Extracted records>
· · · · ·
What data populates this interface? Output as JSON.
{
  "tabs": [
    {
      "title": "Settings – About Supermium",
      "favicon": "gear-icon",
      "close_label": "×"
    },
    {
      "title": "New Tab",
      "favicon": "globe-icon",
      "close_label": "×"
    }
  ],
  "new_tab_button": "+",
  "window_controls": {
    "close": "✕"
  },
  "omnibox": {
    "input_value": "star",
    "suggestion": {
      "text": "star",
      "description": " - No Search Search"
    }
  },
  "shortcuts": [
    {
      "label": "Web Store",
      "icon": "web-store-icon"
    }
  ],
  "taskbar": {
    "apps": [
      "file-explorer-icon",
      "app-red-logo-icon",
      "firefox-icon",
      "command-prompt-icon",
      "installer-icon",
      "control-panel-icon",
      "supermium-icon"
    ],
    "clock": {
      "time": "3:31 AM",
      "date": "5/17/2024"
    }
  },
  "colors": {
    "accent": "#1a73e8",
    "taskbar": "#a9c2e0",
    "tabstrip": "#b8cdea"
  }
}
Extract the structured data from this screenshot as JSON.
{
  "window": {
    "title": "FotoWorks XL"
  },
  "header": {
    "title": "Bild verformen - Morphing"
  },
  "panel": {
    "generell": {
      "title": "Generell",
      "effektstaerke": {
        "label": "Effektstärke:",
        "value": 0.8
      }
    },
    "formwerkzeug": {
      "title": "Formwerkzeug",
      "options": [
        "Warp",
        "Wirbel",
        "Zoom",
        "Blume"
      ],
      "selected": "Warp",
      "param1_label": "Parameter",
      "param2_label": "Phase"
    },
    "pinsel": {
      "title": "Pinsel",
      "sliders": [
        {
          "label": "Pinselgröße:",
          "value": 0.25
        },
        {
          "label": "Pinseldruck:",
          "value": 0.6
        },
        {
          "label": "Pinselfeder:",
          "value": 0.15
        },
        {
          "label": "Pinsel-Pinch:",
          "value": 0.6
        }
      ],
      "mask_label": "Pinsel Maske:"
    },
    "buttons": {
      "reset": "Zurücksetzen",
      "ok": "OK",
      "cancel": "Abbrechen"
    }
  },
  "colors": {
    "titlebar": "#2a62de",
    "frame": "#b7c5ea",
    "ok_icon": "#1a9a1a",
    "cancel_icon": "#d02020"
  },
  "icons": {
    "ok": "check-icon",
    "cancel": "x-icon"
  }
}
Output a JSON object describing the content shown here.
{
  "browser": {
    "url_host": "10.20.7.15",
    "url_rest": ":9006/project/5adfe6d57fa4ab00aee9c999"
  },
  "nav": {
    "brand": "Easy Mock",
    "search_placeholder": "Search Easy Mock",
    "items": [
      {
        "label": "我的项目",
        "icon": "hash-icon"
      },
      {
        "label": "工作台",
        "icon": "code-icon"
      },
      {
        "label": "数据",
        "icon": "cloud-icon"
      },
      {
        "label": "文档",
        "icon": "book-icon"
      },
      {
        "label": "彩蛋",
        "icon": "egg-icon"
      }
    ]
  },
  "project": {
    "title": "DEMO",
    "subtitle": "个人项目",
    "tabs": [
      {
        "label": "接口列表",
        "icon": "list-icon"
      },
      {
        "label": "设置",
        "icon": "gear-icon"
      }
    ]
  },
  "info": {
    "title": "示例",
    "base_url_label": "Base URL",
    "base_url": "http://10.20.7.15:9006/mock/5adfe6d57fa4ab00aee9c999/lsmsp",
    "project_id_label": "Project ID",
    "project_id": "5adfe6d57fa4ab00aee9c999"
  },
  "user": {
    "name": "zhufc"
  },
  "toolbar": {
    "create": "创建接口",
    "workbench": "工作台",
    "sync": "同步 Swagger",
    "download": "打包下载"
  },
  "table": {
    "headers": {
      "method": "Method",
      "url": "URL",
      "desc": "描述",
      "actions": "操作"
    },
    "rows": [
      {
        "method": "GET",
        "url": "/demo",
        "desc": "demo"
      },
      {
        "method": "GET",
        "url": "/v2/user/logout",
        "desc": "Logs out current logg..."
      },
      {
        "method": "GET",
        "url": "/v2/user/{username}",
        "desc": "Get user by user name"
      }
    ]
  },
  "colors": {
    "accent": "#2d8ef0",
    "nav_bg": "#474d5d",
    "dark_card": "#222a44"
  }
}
· · · · ·
OBJECTIVE>
Every line above should be printed again exactly as it stands.

TASK OUTPUT>
What data populates this interface? Output as JSON.
{
  "tabs": [
    {
      "title": "Settings – About Supermium",
      "favicon": "gear-icon",
      "close_label": "×"
    },
    {
      "title": "New Tab",
      "favicon": "globe-icon",
      "close_label": "×"
    }
  ],
  "new_tab_button": "+",
  "window_controls": {
    "close": "✕"
  },
  "omnibox": {
    "input_value": "star",
    "suggestion": {
      "text": "star",
      "description": " - No Search Search"
    }
  },
  "shortcuts": [
    {
      "label": "Web Store",
      "icon": "web-store-icon"
    }
  ],
  "taskbar": {
    "apps": [
      "file-explorer-icon",
      "app-red-logo-icon",
      "firefox-icon",
      "command-prompt-icon",
      "installer-icon",
      "control-panel-icon",
      "supermium-icon"
    ],
    "clock": {
      "time": "3:31 AM",
      "date": "5/17/2024"
    }
  },
  "colors": {
    "accent": "#1a73e8",
    "taskbar": "#a9c2e0",
    "tabstrip": "#b8cdea"
  }
}
Extract the structured data from this screenshot as JSON.
{
  "window": {
    "title": "FotoWorks XL"
  },
  "header": {
    "title": "Bild verformen - Morphing"
  },
  "panel": {
    "generell": {
      "title": "Generell",
      "effektstaerke": {
        "label": "Effektstärke:",
        "value": 0.8
      }
    },
    "formwerkzeug": {
      "title": "Formwerkzeug",
      "options": [
        "Warp",
        "Wirbel",
        "Zoom",
        "Blume"
      ],
      "selected": "Warp",
      "param1_label": "Parameter",
      "param2_label": "Phase"
    },
    "pinsel": {
      "title": "Pinsel",
      "sliders": [
        {
          "label": "Pinselgröße:",
          "value": 0.25
        },
        {
          "label": "Pinseldruck:",
          "value": 0.6
        },
        {
          "label": "Pinselfeder:",
          "value": 0.15
        },
        {
          "label": "Pinsel-Pinch:",
          "value": 0.6
        }
      ],
      "mask_label": "Pinsel Maske:"
    },
    "buttons": {
      "reset": "Zurücksetzen",
      "ok": "OK",
      "cancel": "Abbrechen"
    }
  },
  "colors": {
    "titlebar": "#2a62de",
    "frame": "#b7c5ea",
    "ok_icon": "#1a9a1a",
    "cancel_icon": "#d02020"
  },
  "icons": {
    "ok": "check-icon",
    "cancel": "x-icon"
  }
}
Output a JSON object describing the content shown here.
{
  "browser": {
    "url_host": "10.20.7.15",
    "url_rest": ":9006/project/5adfe6d57fa4ab00aee9c999"
  },
  "nav": {
    "brand": "Easy Mock",
    "search_placeholder": "Search Easy Mock",
    "items": [
      {
        "label": "我的项目",
        "icon": "hash-icon"
      },
      {
        "label": "工作台",
        "icon": "code-icon"
      },
      {
        "label": "数据",
        "icon": "cloud-icon"
      },
      {
        "label": "文档",
        "icon": "book-icon"
      },
      {
        "label": "彩蛋",
        "icon": "egg-icon"
      }
    ]
  },
  "project": {
    "title": "DEMO",
    "subtitle": "个人项目",
    "tabs": [
      {
        "label": "接口列表",
        "icon": "list-icon"
      },
      {
        "label": "设置",
        "icon": "gear-icon"
      }
    ]
  },
  "info": {
    "title": "示例",
    "base_url_label": "Base URL",
    "base_url": "http://10.20.7.15:9006/mock/5adfe6d57fa4ab00aee9c999/lsmsp",
    "project_id_label": "Project ID",
    "project_id": "5adfe6d57fa4ab00aee9c999"
  },
  "user": {
    "name": "zhufc"
  },
  "toolbar": {
    "create": "创建接口",
    "workbench": "工作台",
    "sync": "同步 Swagger",
    "download": "打包下载"
  },
  "table": {
    "headers": {
      "method": "Method",
      "url": "URL",
      "desc": "描述",
      "actions": "操作"
    },
    "rows": [
      {
        "method": "GET",
        "url": "/demo",
        "desc": "demo"
      },
      {
        "method": "GET",
        "url": "/v2/user/logout",
        "desc": "Logs out current logg..."
      },
      {
        "method": "GET",
        "url": "/v2/user/{username}",
        "desc": "Get user by user name"
      }
    ]
  },
  "colors": {
    "accent": "#2d8ef0",
    "nav_bg": "#474d5d",
    "dark_card": "#222a44"
  }
}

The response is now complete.